● Problem details: Copy every record below exactly.
#### Data for the task ####
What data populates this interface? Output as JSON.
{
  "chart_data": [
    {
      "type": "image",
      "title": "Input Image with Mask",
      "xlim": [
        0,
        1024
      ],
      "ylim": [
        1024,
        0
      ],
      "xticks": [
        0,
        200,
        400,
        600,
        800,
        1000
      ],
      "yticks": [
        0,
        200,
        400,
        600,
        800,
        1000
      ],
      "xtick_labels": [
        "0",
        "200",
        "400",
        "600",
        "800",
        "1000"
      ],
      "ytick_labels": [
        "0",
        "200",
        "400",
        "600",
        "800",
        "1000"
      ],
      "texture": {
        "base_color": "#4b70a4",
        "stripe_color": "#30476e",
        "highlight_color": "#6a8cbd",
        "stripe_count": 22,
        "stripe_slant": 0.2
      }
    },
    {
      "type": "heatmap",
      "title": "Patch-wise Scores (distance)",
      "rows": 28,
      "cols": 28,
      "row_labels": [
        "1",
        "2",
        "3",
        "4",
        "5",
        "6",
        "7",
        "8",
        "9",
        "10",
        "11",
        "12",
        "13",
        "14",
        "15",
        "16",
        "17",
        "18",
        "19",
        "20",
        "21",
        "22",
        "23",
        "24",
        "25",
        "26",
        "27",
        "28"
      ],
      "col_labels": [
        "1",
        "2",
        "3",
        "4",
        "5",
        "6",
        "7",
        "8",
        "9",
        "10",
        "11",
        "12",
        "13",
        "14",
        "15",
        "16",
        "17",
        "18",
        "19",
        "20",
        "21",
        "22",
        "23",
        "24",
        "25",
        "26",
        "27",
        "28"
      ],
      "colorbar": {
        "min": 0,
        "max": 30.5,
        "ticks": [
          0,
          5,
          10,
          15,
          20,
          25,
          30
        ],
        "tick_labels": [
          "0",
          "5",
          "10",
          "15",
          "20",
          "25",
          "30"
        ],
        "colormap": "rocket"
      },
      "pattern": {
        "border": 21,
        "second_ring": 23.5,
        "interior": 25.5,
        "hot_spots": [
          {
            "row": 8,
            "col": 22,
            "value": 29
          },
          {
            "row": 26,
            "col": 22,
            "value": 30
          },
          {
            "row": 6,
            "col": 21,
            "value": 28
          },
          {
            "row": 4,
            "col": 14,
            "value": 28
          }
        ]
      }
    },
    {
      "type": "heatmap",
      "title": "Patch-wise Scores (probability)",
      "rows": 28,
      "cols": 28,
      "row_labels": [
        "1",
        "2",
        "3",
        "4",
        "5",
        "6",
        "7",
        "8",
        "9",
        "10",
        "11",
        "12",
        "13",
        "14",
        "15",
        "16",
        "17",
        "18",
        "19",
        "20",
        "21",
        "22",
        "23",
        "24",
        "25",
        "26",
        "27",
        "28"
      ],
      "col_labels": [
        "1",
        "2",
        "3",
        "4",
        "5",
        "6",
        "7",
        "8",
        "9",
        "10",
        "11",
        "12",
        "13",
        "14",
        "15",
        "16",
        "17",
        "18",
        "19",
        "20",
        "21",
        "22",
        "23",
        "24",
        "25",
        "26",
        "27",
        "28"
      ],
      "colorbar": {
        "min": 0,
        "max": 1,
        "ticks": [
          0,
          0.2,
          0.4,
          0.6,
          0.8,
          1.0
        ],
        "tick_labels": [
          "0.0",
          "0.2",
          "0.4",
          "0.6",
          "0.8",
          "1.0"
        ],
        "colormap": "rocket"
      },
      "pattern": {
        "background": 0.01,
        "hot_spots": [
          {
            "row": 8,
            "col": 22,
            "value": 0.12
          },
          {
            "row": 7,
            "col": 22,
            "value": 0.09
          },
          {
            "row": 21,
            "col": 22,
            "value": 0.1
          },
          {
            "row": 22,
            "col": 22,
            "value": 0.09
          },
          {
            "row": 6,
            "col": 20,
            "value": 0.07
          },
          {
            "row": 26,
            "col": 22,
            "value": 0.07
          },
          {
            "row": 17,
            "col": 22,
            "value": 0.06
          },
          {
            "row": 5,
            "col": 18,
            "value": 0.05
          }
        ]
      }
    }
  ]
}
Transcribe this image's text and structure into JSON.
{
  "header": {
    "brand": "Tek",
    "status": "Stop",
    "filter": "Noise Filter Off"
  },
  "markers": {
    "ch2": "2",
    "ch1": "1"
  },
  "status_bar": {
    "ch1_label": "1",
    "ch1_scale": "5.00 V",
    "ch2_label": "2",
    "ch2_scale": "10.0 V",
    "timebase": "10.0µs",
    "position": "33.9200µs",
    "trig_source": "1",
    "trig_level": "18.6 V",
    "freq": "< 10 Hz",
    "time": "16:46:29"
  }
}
####
● Output for this exercise:
What data populates this interface? Output as JSON.
{
  "chart_data": [
    {
      "type": "image",
      "title": "Input Image with Mask",
      "xlim": [
        0,
        1024
      ],
      "ylim": [
        1024,
        0
      ],
      "xticks": [
        0,
        200,
        400,
        600,
        800,
        1000
      ],
      "yticks": [
        0,
        200,
        400,
        600,
        800,
        1000
      ],
      "xtick_labels": [
        "0",
        "200",
        "400",
        "600",
        "800",
        "1000"
      ],
      "ytick_labels": [
        "0",
        "200",
        "400",
        "600",
        "800",
        "1000"
      ],
      "texture": {
        "base_color": "#4b70a4",
        "stripe_color": "#30476e",
        "highlight_color": "#6a8cbd",
        "stripe_count": 22,
        "stripe_slant": 0.2
      }
    },
    {
      "type": "heatmap",
      "title": "Patch-wise Scores (distance)",
      "rows": 28,
      "cols": 28,
      "row_labels": [
        "1",
        "2",
        "3",
        "4",
        "5",
        "6",
        "7",
        "8",
        "9",
        "10",
        "11",
        "12",
        "13",
        "14",
        "15",
        "16",
        "17",
        "18",
        "19",
        "20",
        "21",
        "22",
        "23",
        "24",
        "25",
        "26",
        "27",
        "28"
      ],
      "col_labels": [
        "1",
        "2",
        "3",
        "4",
        "5",
        "6",
        "7",
        "8",
        "9",
        "10",
        "11",
        "12",
        "13",
        "14",
        "15",
        "16",
        "17",
        "18",
        "19",
        "20",
        "21",
        "22",
        "23",
        "24",
        "25",
        "26",
        "27",
        "28"
      ],
      "colorbar": {
        "min": 0,
        "max": 30.5,
        "ticks": [
          0,
          5,
          10,
          15,
          20,
          25,
          30
        ],
        "tick_labels": [
          "0",
          "5",
          "10",
          "15",
          "20",
          "25",
          "30"
        ],
        "colormap": "rocket"
      },
      "pattern": {
        "border": 21,
        "second_ring": 23.5,
        "interior": 25.5,
        "hot_spots": [
          {
            "row": 8,
            "col": 22,
            "value": 29
          },
          {
            "row": 26,
            "col": 22,
            "value": 30
          },
          {
            "row": 6,
            "col": 21,
            "value": 28
          },
          {
            "row": 4,
            "col": 14,
            "value": 28
          }
        ]
      }
    },
    {
      "type": "heatmap",
      "title": "Patch-wise Scores (probability)",
      "rows": 28,
      "cols": 28,
      "row_labels": [
        "1",
        "2",
        "3",
        "4",
        "5",
        "6",
        "7",
        "8",
        "9",
        "10",
        "11",
        "12",
        "13",
        "14",
        "15",
        "16",
        "17",
        "18",
        "19",
        "20",
        "21",
        "22",
        "23",
        "24",
        "25",
        "26",
        "27",
        "28"
      ],
      "col_labels": [
        "1",
        "2",
        "3",
        "4",
        "5",
        "6",
        "7",
        "8",
        "9",
        "10",
        "11",
        "12",
        "13",
        "14",
        "15",
        "16",
        "17",
        "18",
        "19",
        "20",
        "21",
        "22",
        "23",
        "24",
        "25",
        "26",
        "27",
        "28"
      ],
      "colorbar": {
        "min": 0,
        "max": 1,
        "ticks": [
          0,
          0.2,
          0.4,
          0.6,
          0.8,
          1.0
        ],
        "tick_labels": [
          "0.0",
          "0.2",
          "0.4",
          "0.6",
          "0.8",
          "1.0"
        ],
        "colormap": "rocket"
      },
      "pattern": {
        "background": 0.01,
        "hot_spots": [
          {
            "row": 8,
            "col": 22,
            "value": 0.12
          },
          {
            "row": 7,
            "col": 22,
            "value": 0.09
          },
          {
            "row": 21,
            "col": 22,
            "value": 0.1
          },
          {
            "row": 22,
            "col": 22,
            "value": 0.09
          },
          {
            "row": 6,
            "col": 20,
            "value": 0.07
          },
          {
            "row": 26,
            "col": 22,
            "value": 0.07
          },
          {
            "row": 17,
            "col": 22,
            "value": 0.06
          },
          {
            "row": 5,
            "col": 18,
            "value": 0.05
          }
        ]
      }
    }
  ]
}
Transcribe this image's text and structure into JSON.
{
  "header": {
    "brand": "Tek",
    "status": "Stop",
    "filter": "Noise Filter Off"
  },
  "markers": {
    "ch2": "2",
    "ch1": "1"
  },
  "status_bar": {
    "ch1_label": "1",
    "ch1_scale": "5.00 V",
    "ch2_label": "2",
    "ch2_scale": "10.0 V",
    "timebase": "10.0µs",
    "position": "33.9200µs",
    "trig_source": "1",
    "trig_level": "18.6 V",
    "freq": "< 10 Hz",
    "time": "16:46:29"
  }
}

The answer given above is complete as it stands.